_Requirement_: Using the data below, copy every line that contains the word "JSON".

_Entries with figure data_:
^^^^

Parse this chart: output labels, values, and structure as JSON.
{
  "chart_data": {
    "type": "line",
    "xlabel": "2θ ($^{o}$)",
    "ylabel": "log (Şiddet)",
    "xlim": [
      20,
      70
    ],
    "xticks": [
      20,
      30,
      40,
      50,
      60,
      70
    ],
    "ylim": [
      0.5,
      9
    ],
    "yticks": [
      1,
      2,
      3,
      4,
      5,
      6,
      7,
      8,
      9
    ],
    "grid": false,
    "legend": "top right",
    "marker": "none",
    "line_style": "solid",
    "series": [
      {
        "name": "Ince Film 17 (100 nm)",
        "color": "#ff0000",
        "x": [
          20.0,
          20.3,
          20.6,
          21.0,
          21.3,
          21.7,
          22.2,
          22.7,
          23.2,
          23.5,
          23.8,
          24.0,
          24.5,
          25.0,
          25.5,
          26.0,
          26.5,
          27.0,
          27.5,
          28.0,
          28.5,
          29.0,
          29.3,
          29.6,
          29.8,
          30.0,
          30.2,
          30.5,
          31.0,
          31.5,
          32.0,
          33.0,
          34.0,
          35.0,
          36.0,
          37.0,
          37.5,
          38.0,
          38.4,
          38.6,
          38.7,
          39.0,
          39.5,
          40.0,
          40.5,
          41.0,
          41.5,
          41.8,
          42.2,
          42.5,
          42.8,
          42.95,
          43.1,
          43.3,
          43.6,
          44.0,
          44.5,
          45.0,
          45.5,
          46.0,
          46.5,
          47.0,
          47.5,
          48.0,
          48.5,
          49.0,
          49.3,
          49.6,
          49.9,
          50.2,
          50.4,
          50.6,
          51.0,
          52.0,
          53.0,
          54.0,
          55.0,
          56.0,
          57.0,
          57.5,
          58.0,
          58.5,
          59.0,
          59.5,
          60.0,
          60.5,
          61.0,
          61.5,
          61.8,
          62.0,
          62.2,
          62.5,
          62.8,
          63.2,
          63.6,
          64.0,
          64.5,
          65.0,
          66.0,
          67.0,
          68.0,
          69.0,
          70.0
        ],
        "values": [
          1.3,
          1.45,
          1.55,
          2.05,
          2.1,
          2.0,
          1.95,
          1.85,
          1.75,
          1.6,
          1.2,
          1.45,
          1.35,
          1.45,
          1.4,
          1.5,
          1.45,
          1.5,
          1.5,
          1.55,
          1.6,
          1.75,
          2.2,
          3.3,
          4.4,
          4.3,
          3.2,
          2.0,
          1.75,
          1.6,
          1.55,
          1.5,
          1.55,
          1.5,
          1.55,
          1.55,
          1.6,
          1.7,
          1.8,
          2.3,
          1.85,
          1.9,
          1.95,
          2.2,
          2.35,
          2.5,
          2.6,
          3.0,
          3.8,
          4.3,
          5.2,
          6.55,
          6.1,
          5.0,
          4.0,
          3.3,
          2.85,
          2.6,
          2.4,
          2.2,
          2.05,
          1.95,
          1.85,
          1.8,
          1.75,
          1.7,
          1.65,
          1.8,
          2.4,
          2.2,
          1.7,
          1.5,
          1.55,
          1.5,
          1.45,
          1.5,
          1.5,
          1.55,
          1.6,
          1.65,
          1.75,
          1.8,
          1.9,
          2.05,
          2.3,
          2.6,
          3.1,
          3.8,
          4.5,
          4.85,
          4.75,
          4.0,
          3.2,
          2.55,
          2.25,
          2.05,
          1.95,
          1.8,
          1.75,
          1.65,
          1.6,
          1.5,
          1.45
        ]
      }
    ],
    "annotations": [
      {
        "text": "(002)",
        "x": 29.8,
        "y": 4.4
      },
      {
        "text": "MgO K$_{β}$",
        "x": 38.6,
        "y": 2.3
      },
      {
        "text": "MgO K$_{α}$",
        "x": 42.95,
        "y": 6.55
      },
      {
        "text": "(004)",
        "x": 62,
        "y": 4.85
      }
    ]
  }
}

^^^^

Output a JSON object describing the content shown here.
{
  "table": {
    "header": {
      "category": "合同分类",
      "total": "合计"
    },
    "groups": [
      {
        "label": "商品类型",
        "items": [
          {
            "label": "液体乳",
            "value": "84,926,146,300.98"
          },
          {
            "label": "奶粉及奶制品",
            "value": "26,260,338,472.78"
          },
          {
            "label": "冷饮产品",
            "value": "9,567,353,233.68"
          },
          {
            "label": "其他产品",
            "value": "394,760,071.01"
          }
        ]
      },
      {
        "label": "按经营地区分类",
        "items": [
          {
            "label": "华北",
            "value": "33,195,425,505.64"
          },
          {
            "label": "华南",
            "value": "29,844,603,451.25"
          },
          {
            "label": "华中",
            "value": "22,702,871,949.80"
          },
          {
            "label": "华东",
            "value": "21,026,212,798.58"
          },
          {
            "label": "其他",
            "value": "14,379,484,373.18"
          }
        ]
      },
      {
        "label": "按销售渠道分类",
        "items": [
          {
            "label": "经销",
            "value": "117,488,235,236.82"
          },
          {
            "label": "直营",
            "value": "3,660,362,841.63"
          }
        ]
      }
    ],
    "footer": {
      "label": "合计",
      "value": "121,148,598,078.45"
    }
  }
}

^^^^

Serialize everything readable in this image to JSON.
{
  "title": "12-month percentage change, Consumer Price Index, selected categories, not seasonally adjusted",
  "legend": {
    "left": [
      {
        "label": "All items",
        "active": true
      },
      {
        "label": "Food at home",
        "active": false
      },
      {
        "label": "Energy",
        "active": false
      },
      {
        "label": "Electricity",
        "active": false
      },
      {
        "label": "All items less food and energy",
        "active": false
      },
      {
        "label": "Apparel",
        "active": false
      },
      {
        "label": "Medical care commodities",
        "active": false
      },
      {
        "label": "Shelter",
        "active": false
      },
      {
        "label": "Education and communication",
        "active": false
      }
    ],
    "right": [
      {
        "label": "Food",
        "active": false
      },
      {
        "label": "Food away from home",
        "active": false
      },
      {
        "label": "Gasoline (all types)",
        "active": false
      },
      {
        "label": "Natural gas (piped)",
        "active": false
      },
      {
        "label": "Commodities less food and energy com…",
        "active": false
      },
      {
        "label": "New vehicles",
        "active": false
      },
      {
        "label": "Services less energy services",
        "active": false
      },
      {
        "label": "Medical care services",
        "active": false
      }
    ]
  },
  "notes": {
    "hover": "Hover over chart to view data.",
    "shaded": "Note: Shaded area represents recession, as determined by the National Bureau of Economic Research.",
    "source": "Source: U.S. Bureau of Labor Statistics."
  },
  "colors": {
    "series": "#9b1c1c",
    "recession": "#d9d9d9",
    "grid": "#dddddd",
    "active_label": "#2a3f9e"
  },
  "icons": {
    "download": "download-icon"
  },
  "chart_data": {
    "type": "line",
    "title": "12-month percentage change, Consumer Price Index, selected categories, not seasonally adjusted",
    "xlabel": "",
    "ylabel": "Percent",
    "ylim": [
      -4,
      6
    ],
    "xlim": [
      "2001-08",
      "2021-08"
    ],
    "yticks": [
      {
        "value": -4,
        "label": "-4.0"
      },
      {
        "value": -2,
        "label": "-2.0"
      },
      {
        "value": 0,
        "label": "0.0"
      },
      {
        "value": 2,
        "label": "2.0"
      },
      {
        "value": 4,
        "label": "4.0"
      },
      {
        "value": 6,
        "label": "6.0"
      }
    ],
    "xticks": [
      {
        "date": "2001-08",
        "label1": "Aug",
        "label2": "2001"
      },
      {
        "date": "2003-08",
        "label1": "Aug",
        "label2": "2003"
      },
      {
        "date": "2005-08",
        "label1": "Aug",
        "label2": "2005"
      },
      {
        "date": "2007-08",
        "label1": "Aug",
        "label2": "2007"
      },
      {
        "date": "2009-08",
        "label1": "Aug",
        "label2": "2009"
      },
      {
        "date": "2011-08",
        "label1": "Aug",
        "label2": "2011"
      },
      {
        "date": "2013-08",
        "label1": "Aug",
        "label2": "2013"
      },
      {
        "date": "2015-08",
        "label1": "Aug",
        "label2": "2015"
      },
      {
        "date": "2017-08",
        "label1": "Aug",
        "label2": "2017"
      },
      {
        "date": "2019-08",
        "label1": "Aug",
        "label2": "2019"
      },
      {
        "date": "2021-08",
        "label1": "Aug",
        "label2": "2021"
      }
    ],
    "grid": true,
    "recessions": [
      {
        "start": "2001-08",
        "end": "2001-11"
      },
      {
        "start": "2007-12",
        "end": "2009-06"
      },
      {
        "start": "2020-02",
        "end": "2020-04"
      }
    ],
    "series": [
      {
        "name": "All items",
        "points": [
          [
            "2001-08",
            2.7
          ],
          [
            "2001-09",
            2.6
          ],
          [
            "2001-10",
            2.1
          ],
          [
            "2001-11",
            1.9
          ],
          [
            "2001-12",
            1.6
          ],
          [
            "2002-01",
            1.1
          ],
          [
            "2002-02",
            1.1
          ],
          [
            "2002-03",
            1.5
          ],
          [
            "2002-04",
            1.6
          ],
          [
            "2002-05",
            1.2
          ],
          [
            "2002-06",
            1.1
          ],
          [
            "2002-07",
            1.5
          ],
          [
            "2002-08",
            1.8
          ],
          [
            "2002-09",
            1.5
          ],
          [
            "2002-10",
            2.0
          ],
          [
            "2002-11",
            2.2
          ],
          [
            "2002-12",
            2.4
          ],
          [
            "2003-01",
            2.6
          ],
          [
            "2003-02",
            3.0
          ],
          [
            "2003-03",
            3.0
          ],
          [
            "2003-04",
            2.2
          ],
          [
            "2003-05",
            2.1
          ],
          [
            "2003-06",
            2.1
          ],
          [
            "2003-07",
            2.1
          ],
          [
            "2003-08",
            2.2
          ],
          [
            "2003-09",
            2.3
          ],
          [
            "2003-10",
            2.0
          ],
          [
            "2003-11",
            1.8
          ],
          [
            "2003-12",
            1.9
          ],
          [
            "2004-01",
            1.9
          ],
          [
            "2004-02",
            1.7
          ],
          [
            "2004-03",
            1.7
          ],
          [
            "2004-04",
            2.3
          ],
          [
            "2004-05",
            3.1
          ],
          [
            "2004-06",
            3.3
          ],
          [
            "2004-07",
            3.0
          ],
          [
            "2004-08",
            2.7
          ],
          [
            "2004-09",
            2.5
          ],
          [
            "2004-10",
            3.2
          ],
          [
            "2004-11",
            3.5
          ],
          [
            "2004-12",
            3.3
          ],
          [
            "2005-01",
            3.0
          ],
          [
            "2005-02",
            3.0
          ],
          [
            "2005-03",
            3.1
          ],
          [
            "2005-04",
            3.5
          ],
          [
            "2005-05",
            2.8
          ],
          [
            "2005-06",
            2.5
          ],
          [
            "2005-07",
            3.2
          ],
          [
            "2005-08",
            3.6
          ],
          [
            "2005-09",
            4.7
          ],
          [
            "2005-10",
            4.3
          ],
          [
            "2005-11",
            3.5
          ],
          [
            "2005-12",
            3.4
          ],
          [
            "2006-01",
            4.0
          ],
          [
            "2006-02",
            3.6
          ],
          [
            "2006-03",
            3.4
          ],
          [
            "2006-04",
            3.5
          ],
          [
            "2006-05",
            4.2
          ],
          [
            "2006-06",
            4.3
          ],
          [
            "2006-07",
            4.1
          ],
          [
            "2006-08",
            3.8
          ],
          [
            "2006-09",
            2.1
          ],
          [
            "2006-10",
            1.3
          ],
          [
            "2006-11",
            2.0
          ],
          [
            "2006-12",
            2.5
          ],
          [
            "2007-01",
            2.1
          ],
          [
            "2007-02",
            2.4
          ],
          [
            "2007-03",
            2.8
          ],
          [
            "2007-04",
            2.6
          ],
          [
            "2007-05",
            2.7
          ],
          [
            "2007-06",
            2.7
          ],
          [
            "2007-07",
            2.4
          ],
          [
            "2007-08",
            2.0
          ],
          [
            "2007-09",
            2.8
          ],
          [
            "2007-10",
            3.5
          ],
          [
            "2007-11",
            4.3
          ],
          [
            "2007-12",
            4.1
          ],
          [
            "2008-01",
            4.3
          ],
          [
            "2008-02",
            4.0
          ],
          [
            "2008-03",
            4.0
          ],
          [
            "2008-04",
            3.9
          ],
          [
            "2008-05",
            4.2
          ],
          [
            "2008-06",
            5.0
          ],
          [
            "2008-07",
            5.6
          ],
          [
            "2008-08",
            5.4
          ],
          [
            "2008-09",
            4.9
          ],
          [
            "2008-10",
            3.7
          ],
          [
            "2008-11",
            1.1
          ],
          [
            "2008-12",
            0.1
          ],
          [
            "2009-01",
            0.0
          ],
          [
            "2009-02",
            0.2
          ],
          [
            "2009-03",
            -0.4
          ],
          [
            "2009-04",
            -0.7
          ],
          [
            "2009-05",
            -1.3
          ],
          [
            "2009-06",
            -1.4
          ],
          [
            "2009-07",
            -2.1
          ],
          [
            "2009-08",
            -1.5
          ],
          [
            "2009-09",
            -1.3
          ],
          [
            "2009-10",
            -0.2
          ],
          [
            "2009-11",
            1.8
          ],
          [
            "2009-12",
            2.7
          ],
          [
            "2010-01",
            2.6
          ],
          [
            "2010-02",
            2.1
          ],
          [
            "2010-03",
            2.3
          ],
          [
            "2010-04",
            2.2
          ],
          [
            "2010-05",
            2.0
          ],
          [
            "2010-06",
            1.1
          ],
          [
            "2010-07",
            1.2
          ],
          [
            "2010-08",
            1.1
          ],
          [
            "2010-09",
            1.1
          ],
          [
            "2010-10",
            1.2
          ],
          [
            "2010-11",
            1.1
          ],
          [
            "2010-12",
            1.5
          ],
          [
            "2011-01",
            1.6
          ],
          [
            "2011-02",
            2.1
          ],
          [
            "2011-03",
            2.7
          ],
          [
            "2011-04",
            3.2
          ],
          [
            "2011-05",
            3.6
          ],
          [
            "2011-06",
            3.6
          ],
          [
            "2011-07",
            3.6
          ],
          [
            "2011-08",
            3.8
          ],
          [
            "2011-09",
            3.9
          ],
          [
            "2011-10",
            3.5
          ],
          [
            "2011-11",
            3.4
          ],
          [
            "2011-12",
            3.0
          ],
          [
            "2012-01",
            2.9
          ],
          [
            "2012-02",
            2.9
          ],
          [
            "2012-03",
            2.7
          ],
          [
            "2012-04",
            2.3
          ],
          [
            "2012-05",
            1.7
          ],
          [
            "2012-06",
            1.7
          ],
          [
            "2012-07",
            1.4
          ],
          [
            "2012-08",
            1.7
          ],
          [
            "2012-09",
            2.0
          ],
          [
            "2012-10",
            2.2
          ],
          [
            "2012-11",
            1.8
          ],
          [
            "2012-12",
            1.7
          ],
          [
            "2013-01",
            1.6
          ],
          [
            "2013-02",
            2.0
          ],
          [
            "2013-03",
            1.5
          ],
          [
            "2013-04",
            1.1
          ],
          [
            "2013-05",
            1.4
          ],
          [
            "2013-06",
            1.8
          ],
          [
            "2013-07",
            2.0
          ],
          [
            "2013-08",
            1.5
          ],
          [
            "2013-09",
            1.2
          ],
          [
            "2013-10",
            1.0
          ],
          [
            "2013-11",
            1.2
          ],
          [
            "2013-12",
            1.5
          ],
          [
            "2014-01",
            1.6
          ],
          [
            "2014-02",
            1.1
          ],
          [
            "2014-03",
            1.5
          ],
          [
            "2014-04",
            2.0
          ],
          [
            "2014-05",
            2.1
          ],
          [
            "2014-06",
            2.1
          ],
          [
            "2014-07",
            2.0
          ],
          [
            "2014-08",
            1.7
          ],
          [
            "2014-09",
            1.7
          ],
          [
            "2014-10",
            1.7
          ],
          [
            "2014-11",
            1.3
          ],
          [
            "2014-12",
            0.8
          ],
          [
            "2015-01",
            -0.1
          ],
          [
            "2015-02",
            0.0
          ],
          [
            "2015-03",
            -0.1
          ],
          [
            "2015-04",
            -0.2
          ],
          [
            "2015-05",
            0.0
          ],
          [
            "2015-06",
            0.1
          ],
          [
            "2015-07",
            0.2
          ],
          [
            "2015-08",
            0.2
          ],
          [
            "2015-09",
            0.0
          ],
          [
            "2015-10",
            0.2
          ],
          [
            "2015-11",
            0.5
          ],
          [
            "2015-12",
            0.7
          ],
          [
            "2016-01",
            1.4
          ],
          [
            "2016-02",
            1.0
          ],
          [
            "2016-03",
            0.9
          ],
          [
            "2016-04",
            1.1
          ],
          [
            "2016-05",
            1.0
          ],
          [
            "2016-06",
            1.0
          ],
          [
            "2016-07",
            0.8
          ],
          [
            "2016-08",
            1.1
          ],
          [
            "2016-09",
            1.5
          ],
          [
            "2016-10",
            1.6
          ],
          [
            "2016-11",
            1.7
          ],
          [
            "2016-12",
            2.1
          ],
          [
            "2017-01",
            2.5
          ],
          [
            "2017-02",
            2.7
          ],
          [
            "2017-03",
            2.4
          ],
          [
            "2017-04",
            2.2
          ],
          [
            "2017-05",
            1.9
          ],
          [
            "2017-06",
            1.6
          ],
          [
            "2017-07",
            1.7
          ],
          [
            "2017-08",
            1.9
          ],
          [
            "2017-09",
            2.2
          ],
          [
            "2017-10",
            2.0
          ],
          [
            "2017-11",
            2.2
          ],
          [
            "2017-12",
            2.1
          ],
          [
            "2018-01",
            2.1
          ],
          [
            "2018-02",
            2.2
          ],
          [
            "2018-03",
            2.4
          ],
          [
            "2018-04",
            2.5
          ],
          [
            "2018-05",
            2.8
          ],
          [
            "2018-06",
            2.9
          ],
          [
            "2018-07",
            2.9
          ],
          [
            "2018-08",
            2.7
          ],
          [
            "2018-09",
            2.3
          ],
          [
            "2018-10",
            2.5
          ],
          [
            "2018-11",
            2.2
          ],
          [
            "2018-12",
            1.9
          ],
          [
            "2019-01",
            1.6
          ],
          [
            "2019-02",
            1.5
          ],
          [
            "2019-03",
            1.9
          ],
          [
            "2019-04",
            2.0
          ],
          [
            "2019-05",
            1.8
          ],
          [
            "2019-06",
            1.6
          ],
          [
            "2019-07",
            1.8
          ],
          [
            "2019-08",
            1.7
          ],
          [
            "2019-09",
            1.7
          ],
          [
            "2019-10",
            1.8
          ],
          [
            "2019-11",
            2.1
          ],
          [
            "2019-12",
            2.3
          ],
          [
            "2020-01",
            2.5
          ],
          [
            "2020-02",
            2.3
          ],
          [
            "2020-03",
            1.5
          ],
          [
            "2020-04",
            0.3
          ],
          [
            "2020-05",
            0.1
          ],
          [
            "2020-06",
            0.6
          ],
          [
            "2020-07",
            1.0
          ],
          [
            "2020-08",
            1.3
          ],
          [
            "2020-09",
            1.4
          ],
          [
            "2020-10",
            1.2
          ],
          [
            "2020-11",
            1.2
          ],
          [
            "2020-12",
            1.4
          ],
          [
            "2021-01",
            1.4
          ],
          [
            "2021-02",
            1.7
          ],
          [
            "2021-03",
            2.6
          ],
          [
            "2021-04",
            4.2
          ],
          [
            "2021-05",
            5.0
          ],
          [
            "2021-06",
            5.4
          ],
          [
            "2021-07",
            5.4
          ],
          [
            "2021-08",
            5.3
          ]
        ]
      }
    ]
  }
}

^^^^

_Exercise result_:
Parse this chart: output labels, values, and structure as JSON.
Output a JSON object describing the content shown here.
Serialize everything readable in this image to JSON.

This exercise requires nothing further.